This meant the narrative team needed to create anchor points for their story, resulting in authored characters that weren’t playable, but had beliefs, opinions, motivations, and agendas. In Watch Dogs: Legion, these took the form of the game’s few non-playable characters – allies and villains who have all the plot agency in the story. Take Nigel Cass, for example, leader of the privatized military group Albion and one of the main antagonists to DedSec. He’s a constant in the world of Watch Dogs: Legion. He will always be an enemy, and the player will never control a character that is not opposed to Nigel Cass. So while player characters can’t have opinions about their favorite football club, music, or friends (because that dialogue could potentially conflict with their procedural biographic data), they can have opinions about Nigel Cass. “Their opposition to his agenda drives the story,” said Hennessy.
When it comes to allies, there is no more ever-present character than Bagley, the DedSec AI that accompanies all playable characters. Not only can Bagley react to the world and the actions happening around the character, but he provides a constant anchor for playable characters to interact with – and, similar to Nigel Cass, have opinions on – because Bagley will always be allied with the player. With Bagley, the narrative team didn’t have to worry about which playable character was in any given scenario, because they knew that no matter what, Bagley would be there. This also meant that when the narrative team wanted to create an emotional touchpoint late in the game, they decided to kill off Bagley, the only character they knew had been along for every mission up to that point.

======

**Problems**.
a. Summarize the passage on narrative anchors in Watch Dogs: Legion in two sentences.
b. Answer these questions using the passage on narrative anchors in Watch Dogs: Legion:
(i) What group does Nigel Cass lead?
(ii) What is Bagley?
(iii) What did the narrative team decide to do to create an emotional touchpoint late in the game?
c. Write what comes next in the passage on narrative anchors in Watch Dogs: Legion, beginning after its final sentence.
The lines placed after this text are not required for any of the work requested here.

**Data extract**.

======

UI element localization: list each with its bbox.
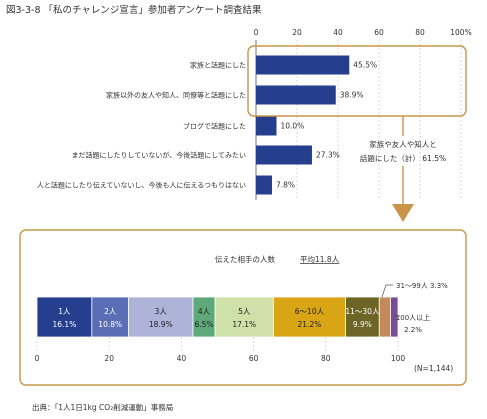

======

**Task responses**.
a. Because player characters in Watch Dogs: Legion cannot voice opinions that might conflict with their procedural biographic data, the narrative team created non-playable anchor characters, such as the antagonist Nigel Cass, whom every player character opposes. The DedSec AI Bagley serves as a constant ally present in every mission, and for that reason the team chose to kill him off late in the game as an emotional touchpoint.

b.
(i) Albion, a privatized military group.
(ii) The DedSec AI that accompanies all playable characters.
(iii) Kill off Bagley.

c.
While villains and allies helped provide authored anchor points in the story, the team still found ways to differentiate London’s playable characters and give them a bit more personality, the first of which was in their recruitment missions. Characters in Watch Dogs: Legion do in fact have backstories and histories; the problem is that, due to their procedural generation, the narrative team can never know what they’ll be. “[Recruitment missions] were the one and only point in any character’s story where we know, for a fact, that they will be present for an entire mission and that they will be guaranteed to be speaking. This makes it our only opportunity to write a story that’s actually about them,” said Hennessy.
The opportunity that recruitment missions opened up didn’t come without caveats, however. The story needed to be self-contained, because once the character was recruited, there was no way to follow up on it. They also needed to be non-contradictory to the procedural system, meaning any Aiden Pearce-esque familial revenge stories were impossible, because the system may have very well generated their family members, who are walking around London safe and sound.
So, what happens when you help a character overcome their financial debt and recruit them to your team? Well, they forget about it immediately. It will no longer alter their dialogue or behavior, but the player won’t forget. “The hope is that memory will change the way the player views their dialogue in the future,” said Hennessy. “Even if the words themselves don’t literally change.” This method of coloring a character’s words with background information manifested through text as well. Every playable character in Watch Dogs: Legion has a character-sheet profile with key information and metadata about them, including age, occupation, salary, associates, and fun facts like “imported 600 lbs. of bird seed from China.” While some of these topics might be relevant to their recruitment missions, they serve a greater purpose of telling the player who these people are. So, when Andy Sheehan, who makes £24,700 a year and missed payments for a tooth-replacement procedure, wants to take down tech billionaire Skye Larsen, the player will interpret Andy’s words – even though they express the same sentiment as any other playable character – with unique context.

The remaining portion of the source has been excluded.